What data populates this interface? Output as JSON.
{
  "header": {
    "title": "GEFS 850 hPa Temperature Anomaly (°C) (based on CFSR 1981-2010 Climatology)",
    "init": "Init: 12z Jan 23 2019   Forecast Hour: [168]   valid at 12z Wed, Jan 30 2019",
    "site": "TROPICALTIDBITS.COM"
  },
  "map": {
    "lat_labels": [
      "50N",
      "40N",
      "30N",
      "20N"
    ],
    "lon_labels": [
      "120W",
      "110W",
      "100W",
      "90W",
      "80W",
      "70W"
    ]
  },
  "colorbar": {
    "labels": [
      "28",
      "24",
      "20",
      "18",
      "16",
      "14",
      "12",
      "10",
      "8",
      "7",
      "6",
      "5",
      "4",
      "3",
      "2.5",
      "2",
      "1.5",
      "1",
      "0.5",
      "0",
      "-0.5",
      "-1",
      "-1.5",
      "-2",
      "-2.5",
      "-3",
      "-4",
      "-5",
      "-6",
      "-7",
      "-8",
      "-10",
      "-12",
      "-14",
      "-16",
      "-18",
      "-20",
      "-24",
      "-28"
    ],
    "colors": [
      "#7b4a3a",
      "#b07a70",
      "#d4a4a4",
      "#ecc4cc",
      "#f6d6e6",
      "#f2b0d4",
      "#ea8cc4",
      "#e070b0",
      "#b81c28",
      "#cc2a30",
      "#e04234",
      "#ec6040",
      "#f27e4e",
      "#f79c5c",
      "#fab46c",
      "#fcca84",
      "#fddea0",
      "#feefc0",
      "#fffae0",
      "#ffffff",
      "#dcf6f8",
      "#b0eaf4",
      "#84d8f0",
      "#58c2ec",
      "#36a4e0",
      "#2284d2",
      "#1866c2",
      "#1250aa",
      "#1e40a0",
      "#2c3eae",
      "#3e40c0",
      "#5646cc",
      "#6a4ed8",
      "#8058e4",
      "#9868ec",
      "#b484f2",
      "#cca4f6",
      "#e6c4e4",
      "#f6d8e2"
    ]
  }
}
══════════
## TO DO
Each entry must be reproduced verbatim.

## TASK SOLUTION
What data populates this interface? Output as JSON.
{
  "header": {
    "title": "GEFS 850 hPa Temperature Anomaly (°C) (based on CFSR 1981-2010 Climatology)",
    "init": "Init: 12z Jan 23 2019   Forecast Hour: [168]   valid at 12z Wed, Jan 30 2019",
    "site": "TROPICALTIDBITS.COM"
  },
  "map": {
    "lat_labels": [
      "50N",
      "40N",
      "30N",
      "20N"
    ],
    "lon_labels": [
      "120W",
      "110W",
      "100W",
      "90W",
      "80W",
      "70W"
    ]
  },
  "colorbar": {
    "labels": [
      "28",
      "24",
      "20",
      "18",
      "16",
      "14",
      "12",
      "10",
      "8",
      "7",
      "6",
      "5",
      "4",
      "3",
      "2.5",
      "2",
      "1.5",
      "1",
      "0.5",
      "0",
      "-0.5",
      "-1",
      "-1.5",
      "-2",
      "-2.5",
      "-3",
      "-4",
      "-5",
      "-6",
      "-7",
      "-8",
      "-10",
      "-12",
      "-14",
      "-16",
      "-18",
      "-20",
      "-24",
      "-28"
    ],
    "colors": [
      "#7b4a3a",
      "#b07a70",
      "#d4a4a4",
      "#ecc4cc",
      "#f6d6e6",
      "#f2b0d4",
      "#ea8cc4",
      "#e070b0",
      "#b81c28",
      "#cc2a30",
      "#e04234",
      "#ec6040",
      "#f27e4e",
      "#f79c5c",
      "#fab46c",
      "#fcca84",
      "#fddea0",
      "#feefc0",
      "#fffae0",
      "#ffffff",
      "#dcf6f8",
      "#b0eaf4",
      "#84d8f0",
      "#58c2ec",
      "#36a4e0",
      "#2284d2",
      "#1866c2",
      "#1250aa",
      "#1e40a0",
      "#2c3eae",
      "#3e40c0",
      "#5646cc",
      "#6a4ed8",
      "#8058e4",
      "#9868ec",
      "#b484f2",
      "#cca4f6",
      "#e6c4e4",
      "#f6d8e2"
    ]
  }
}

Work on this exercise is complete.